What to do
Restate the data below word for word. Skip any images it contains.

(Excerpts from a figure dataset)

******

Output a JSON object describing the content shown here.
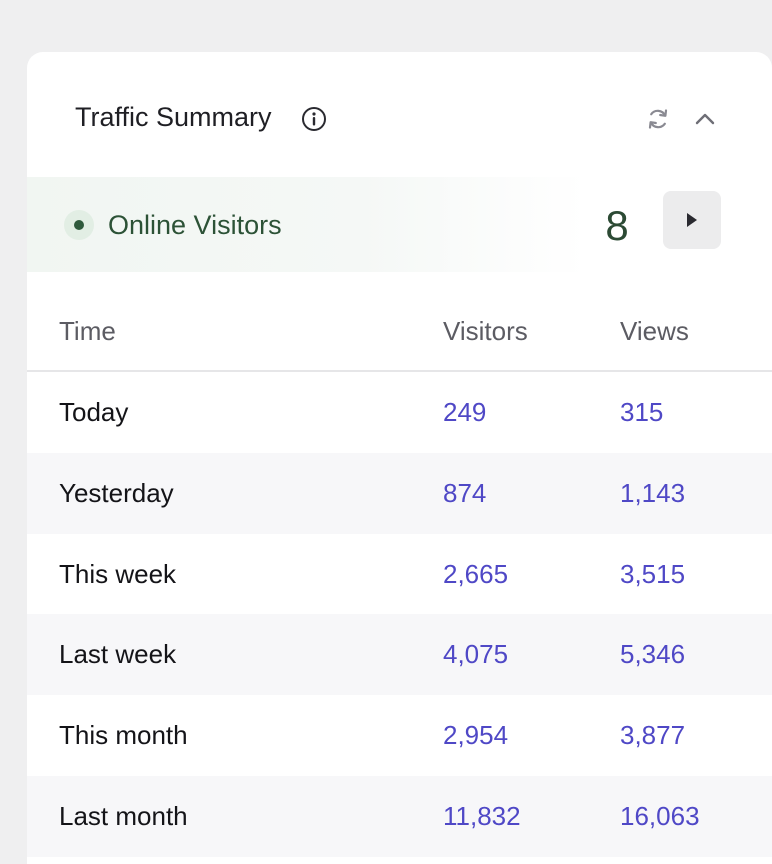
{
  "widget": {
    "title": "Traffic Summary",
    "icons": {
      "info": "info-icon",
      "refresh": "refresh-icon",
      "collapse": "chevron-up-icon"
    }
  },
  "online": {
    "label": "Online Visitors",
    "count": "8",
    "status_color": "#2f5a3c",
    "action_icon": "play-icon"
  },
  "table": {
    "columns": [
      "Time",
      "Visitors",
      "Views"
    ],
    "rows": [
      {
        "label": "Today",
        "visitors": "249",
        "views": "315"
      },
      {
        "label": "Yesterday",
        "visitors": "874",
        "views": "1,143"
      },
      {
        "label": "This week",
        "visitors": "2,665",
        "views": "3,515"
      },
      {
        "label": "Last week",
        "visitors": "4,075",
        "views": "5,346"
      },
      {
        "label": "This month",
        "visitors": "2,954",
        "views": "3,877"
      },
      {
        "label": "Last month",
        "visitors": "11,832",
        "views": "16,063"
      }
    ]
  },
  "colors": {
    "accent_link": "#4f48c6",
    "online_text": "#2c5236",
    "alt_row": "#f7f7f9"
  }
}
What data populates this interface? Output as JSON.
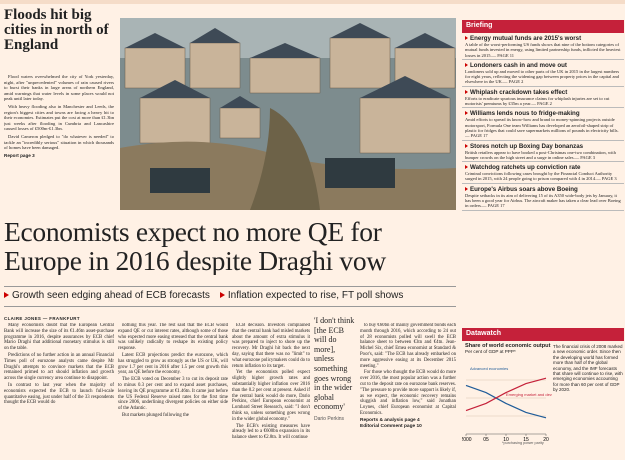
{
  "flood": {
    "headline": "Floods hit big cities in north of England",
    "body": [
      "Flood waters overwhelmed the city of York yesterday, night, after \"unprecedented\" volumes of rain caused rivers to burst their banks in large areas of northern England, amid warnings that water levels in some places would not peak until later today.",
      "With heavy flooding also in Manchester and Leeds, the region's biggest cities and towns are facing a heavy hit to their economies. Estimates put the cost at more than £1.3bn just weeks after flooding in Cumbria and Lancashire caused losses of £500m-£1.3bn.",
      "David Cameron pledged to \"do whatever is needed\" to tackle an \"incredibly serious\" situation in which thousands of homes have been damaged."
    ],
    "ref": "Report page 3"
  },
  "lead": {
    "headline": "Economists expect no more QE for Europe in 2016 despite Draghi vow",
    "subheads": [
      "Growth seen edging ahead of ECB forecasts",
      "Inflation expected to rise, FT poll shows"
    ],
    "byline": "CLAIRE JONES — FRANKFURT",
    "columns": [
      [
        "Many economists doubt that the European Central Bank will increase the size of its €1.46tn asset-purchase programme in 2016, despite assurances by ECB chief Mario Draghi that additional monetary stimulus is still on the table.",
        "Predictions of no further action in an annual Financial Times poll of eurozone analysts came despite Mr Draghi's attempts to convince markets that the ECB remained primed to act should inflation and growth across the single currency area continue to disappoint.",
        "In contrast to last year when the majority of economists expected the ECB to launch full-scale quantitative easing, just under half of the 33 respondents thought the ECB would do"
      ],
      [
        "nothing this year. The rest said that the ECB would expand QE or cut interest rates, although some of those who expected more easing stressed that the central bank was unlikely radically to reshape its existing policy response.",
        "Latest ECB projections predict the eurozone, which has struggled to grow as strongly as the US or UK, will grow 1.7 per cent in 2016 after 1.5 per cent growth this year, an QE before the economy.",
        "The ECB voted on December 3 to cut its deposit rate to minus 0.3 per cent and to expand asset purchases, leaving its QE programme at €1.46tn. It came just before the US Federal Reserve raised rates for the first time since 2006, underlining divergent policies on either side of the Atlantic.",
        "But markets plunged following the"
      ],
      [
        "ECB decision. Investors complained that the central bank had misled markets about the amount of extra stimulus it was prepared to inject to shore up the recovery. Mr Draghi hit back the next day, saying that there was no \"limit\" to what eurozone policymakers could do to return inflation to its target.",
        "Yet the economists polled expect slightly higher growth rates and substantially higher inflation over 2016 than the 0.2 per cent at present. Asked if the central bank would do more, Dario Perkins, chief European economist at Lombard Street Research, said: \"I don't think so, unless something goes wrong in the wider global economy.\"",
        "The ECB's existing measures have already led to a €600bn expansion in its balance sheet to €2.8tn. It will continue"
      ],
      [
        "to buy €60bn of mainly government bonds each month through 2016, which according to 24 out of 28 economists polled will swell the ECB balance sheet to between €3tn and €4tn. Jean-Michel Six, chief Emea economist at Standard & Poor's, said: \"The ECB has already embarked on more aggressive easing at its December 2015 meeting.\"",
        "For those who thought the ECB would do more over 2016, the most popular action was a further cut to the deposit rate on eurozone bank reserves. \"The pressure to provide more support is likely if, as we expect, the economic recovery remains sluggish and inflation low,\" said Jonathan Loynes, chief European economist at Capital Economics."
      ]
    ],
    "quote": "'I don't think [the ECB will do more], unless something goes wrong in the wider global economy'",
    "quote_source": "Dario Perkins",
    "refs": [
      "Reports & analysis page 4",
      "Editorial Comment page 10"
    ]
  },
  "briefing": {
    "title": "Briefing",
    "items": [
      {
        "headline": "Energy mutual funds are 2015's worst",
        "body": "A table of the worst-performing US funds shows that nine of the bottom categories of mutual funds invested in energy, using limited partnership funds, inflicted the heaviest losses in 2015.— PAGE 11"
      },
      {
        "headline": "Londoners cash in and move out",
        "body": "Londoners sold up and moved to other parts of the UK in 2015 in the largest numbers for eight years, reflecting the widening gap between property prices in the capital and elsewhere in the UK.— PAGE 2"
      },
      {
        "headline": "Whiplash crackdown takes effect",
        "body": "Efforts to eradicate spurious insurance claims for whiplash injuries are set to cut motorists' premiums by £35m a year.— PAGE 2"
      },
      {
        "headline": "Williams lends nous to fridge-making",
        "body": "Amid efforts to spread its know-how and brand to money-spinning projects outside motorsport, Formula One team Williams has developed an aerofoil-shaped strip of plastic for fridges that could save supermarkets millions of pounds in electricity bills.— PAGE 17"
      },
      {
        "headline": "Stores notch up Boxing Day bonanzas",
        "body": "British retailers appear to have booked a post-Christmas one-two combination, with bumper crowds on the high street and a surge in online sales.— PAGE 3"
      },
      {
        "headline": "Watchdog ratchets up conviction rate",
        "body": "Criminal convictions following cases brought by the Financial Conduct Authority surged in 2015, with 24 people going to prison compared with 4 in 2014.— PAGE 3"
      },
      {
        "headline": "Europe's Airbus soars above Boeing",
        "body": "Despite setbacks in its aim of delivering 15 of its A350 wide-body jets by January, it has been a good year for Airbus. The aircraft maker has taken a clear lead over Boeing in orders.— PAGE 17"
      }
    ]
  },
  "datawatch": {
    "title": "Datawatch",
    "chart": {
      "title": "Share of world economic output",
      "subtitle": "Per cent of GDP at PPP*",
      "x": [
        2000,
        2005,
        2010,
        2015,
        2020
      ],
      "xticks": [
        2000,
        {
          "value": 2005,
          "label": "05"
        },
        {
          "value": 2010,
          "label": "10"
        },
        {
          "value": 2015,
          "label": "15"
        },
        {
          "value": 2020,
          "label": "20"
        }
      ],
      "xlim": [
        2000,
        2020
      ],
      "ylim": [
        30,
        70
      ],
      "yticks": [
        40,
        50,
        60
      ],
      "series": [
        {
          "name": "Advanced economies",
          "color": "#1f5c99",
          "values": [
            57,
            53,
            47,
            42,
            39
          ]
        },
        {
          "name": "Emerging market and developing economies",
          "color": "#c5213a",
          "values": [
            43,
            47,
            53,
            58,
            61
          ]
        }
      ],
      "note": "*purchasing power parity"
    },
    "note": "The financial crisis of 2008 marked a new economic order. Since then the developing world has formed more than half of the global economy, and the IMF forecasts that share will continue to rise, with emerging economies accounting for more than 60 per cent of GDP by 2020."
  }
}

******

Task output
Output a JSON object describing the content shown here.
{
  "widget": {
    "title": "Traffic Summary",
    "icons": {
      "info": "info-icon",
      "refresh": "refresh-icon",
      "collapse": "chevron-up-icon"
    }
  },
  "online": {
    "label": "Online Visitors",
    "count": "8",
    "status_color": "#2f5a3c",
    "action_icon": "play-icon"
  },
  "table": {
    "columns": [
      "Time",
      "Visitors",
      "Views"
    ],
    "rows": [
      {
        "label": "Today",
        "visitors": "249",
        "views": "315"
      },
      {
        "label": "Yesterday",
        "visitors": "874",
        "views": "1,143"
      },
      {
        "label": "This week",
        "visitors": "2,665",
        "views": "3,515"
      },
      {
        "label": "Last week",
        "visitors": "4,075",
        "views": "5,346"
      },
      {
        "label": "This month",
        "visitors": "2,954",
        "views": "3,877"
      },
      {
        "label": "Last month",
        "visitors": "11,832",
        "views": "16,063"
      }
    ]
  },
  "colors": {
    "accent_link": "#4f48c6",
    "online_text": "#2c5236",
    "alt_row": "#f7f7f9"
  }
}
What data populates this interface? Output as JSON.
{
  "flood": {
    "headline": "Floods hit big cities in north of England",
    "body": [
      "Flood waters overwhelmed the city of York yesterday, night, after \"unprecedented\" volumes of rain caused rivers to burst their banks in large areas of northern England, amid warnings that water levels in some places would not peak until later today.",
      "With heavy flooding also in Manchester and Leeds, the region's biggest cities and towns are facing a heavy hit to their economies. Estimates put the cost at more than £1.3bn just weeks after flooding in Cumbria and Lancashire caused losses of £500m-£1.3bn.",
      "David Cameron pledged to \"do whatever is needed\" to tackle an \"incredibly serious\" situation in which thousands of homes have been damaged."
    ],
    "ref": "Report page 3"
  },
  "lead": {
    "headline": "Economists expect no more QE for Europe in 2016 despite Draghi vow",
    "subheads": [
      "Growth seen edging ahead of ECB forecasts",
      "Inflation expected to rise, FT poll shows"
    ],
    "byline": "CLAIRE JONES — FRANKFURT",
    "columns": [
      [
        "Many economists doubt that the European Central Bank will increase the size of its €1.46tn asset-purchase programme in 2016, despite assurances by ECB chief Mario Draghi that additional monetary stimulus is still on the table.",
        "Predictions of no further action in an annual Financial Times poll of eurozone analysts came despite Mr Draghi's attempts to convince markets that the ECB remained primed to act should inflation and growth across the single currency area continue to disappoint.",
        "In contrast to last year when the majority of economists expected the ECB to launch full-scale quantitative easing, just under half of the 33 respondents thought the ECB would do"
      ],
      [
        "nothing this year. The rest said that the ECB would expand QE or cut interest rates, although some of those who expected more easing stressed that the central bank was unlikely radically to reshape its existing policy response.",
        "Latest ECB projections predict the eurozone, which has struggled to grow as strongly as the US or UK, will grow 1.7 per cent in 2016 after 1.5 per cent growth this year, an QE before the economy.",
        "The ECB voted on December 3 to cut its deposit rate to minus 0.3 per cent and to expand asset purchases, leaving its QE programme at €1.46tn. It came just before the US Federal Reserve raised rates for the first time since 2006, underlining divergent policies on either side of the Atlantic.",
        "But markets plunged following the"
      ],
      [
        "ECB decision. Investors complained that the central bank had misled markets about the amount of extra stimulus it was prepared to inject to shore up the recovery. Mr Draghi hit back the next day, saying that there was no \"limit\" to what eurozone policymakers could do to return inflation to its target.",
        "Yet the economists polled expect slightly higher growth rates and substantially higher inflation over 2016 than the 0.2 per cent at present. Asked if the central bank would do more, Dario Perkins, chief European economist at Lombard Street Research, said: \"I don't think so, unless something goes wrong in the wider global economy.\"",
        "The ECB's existing measures have already led to a €600bn expansion in its balance sheet to €2.8tn. It will continue"
      ],
      [
        "to buy €60bn of mainly government bonds each month through 2016, which according to 24 out of 28 economists polled will swell the ECB balance sheet to between €3tn and €4tn. Jean-Michel Six, chief Emea economist at Standard & Poor's, said: \"The ECB has already embarked on more aggressive easing at its December 2015 meeting.\"",
        "For those who thought the ECB would do more over 2016, the most popular action was a further cut to the deposit rate on eurozone bank reserves. \"The pressure to provide more support is likely if, as we expect, the economic recovery remains sluggish and inflation low,\" said Jonathan Loynes, chief European economist at Capital Economics."
      ]
    ],
    "quote": "'I don't think [the ECB will do more], unless something goes wrong in the wider global economy'",
    "quote_source": "Dario Perkins",
    "refs": [
      "Reports & analysis page 4",
      "Editorial Comment page 10"
    ]
  },
  "briefing": {
    "title": "Briefing",
    "items": [
      {
        "headline": "Energy mutual funds are 2015's worst",
        "body": "A table of the worst-performing US funds shows that nine of the bottom categories of mutual funds invested in energy, using limited partnership funds, inflicted the heaviest losses in 2015.— PAGE 11"
      },
      {
        "headline": "Londoners cash in and move out",
        "body": "Londoners sold up and moved to other parts of the UK in 2015 in the largest numbers for eight years, reflecting the widening gap between property prices in the capital and elsewhere in the UK.— PAGE 2"
      },
      {
        "headline": "Whiplash crackdown takes effect",
        "body": "Efforts to eradicate spurious insurance claims for whiplash injuries are set to cut motorists' premiums by £35m a year.— PAGE 2"
      },
      {
        "headline": "Williams lends nous to fridge-making",
        "body": "Amid efforts to spread its know-how and brand to money-spinning projects outside motorsport, Formula One team Williams has developed an aerofoil-shaped strip of plastic for fridges that could save supermarkets millions of pounds in electricity bills.— PAGE 17"
      },
      {
        "headline": "Stores notch up Boxing Day bonanzas",
        "body": "British retailers appear to have booked a post-Christmas one-two combination, with bumper crowds on the high street and a surge in online sales.— PAGE 3"
      },
      {
        "headline": "Watchdog ratchets up conviction rate",
        "body": "Criminal convictions following cases brought by the Financial Conduct Authority surged in 2015, with 24 people going to prison compared with 4 in 2014.— PAGE 3"
      },
      {
        "headline": "Europe's Airbus soars above Boeing",
        "body": "Despite setbacks in its aim of delivering 15 of its A350 wide-body jets by January, it has been a good year for Airbus. The aircraft maker has taken a clear lead over Boeing in orders.— PAGE 17"
      }
    ]
  },
  "datawatch": {
    "title": "Datawatch",
    "chart": {
      "title": "Share of world economic output",
      "subtitle": "Per cent of GDP at PPP*",
      "x": [
        2000,
        2005,
        2010,
        2015,
        2020
      ],
      "xticks": [
        2000,
        {
          "value": 2005,
          "label": "05"
        },
        {
          "value": 2010,
          "label": "10"
        },
        {
          "value": 2015,
          "label": "15"
        },
        {
          "value": 2020,
          "label": "20"
        }
      ],
      "xlim": [
        2000,
        2020
      ],
      "ylim": [
        30,
        70
      ],
      "yticks": [
        40,
        50,
        60
      ],
      "series": [
        {
          "name": "Advanced economies",
          "color": "#1f5c99",
          "values": [
            57,
            53,
            47,
            42,
            39
          ]
        },
        {
          "name": "Emerging market and developing economies",
          "color": "#c5213a",
          "values": [
            43,
            47,
            53,
            58,
            61
          ]
        }
      ],
      "note": "*purchasing power parity"
    },
    "note": "The financial crisis of 2008 marked a new economic order. Since then the developing world has formed more than half of the global economy, and the IMF forecasts that share will continue to rise, with emerging economies accounting for more than 60 per cent of GDP by 2020."
  }
}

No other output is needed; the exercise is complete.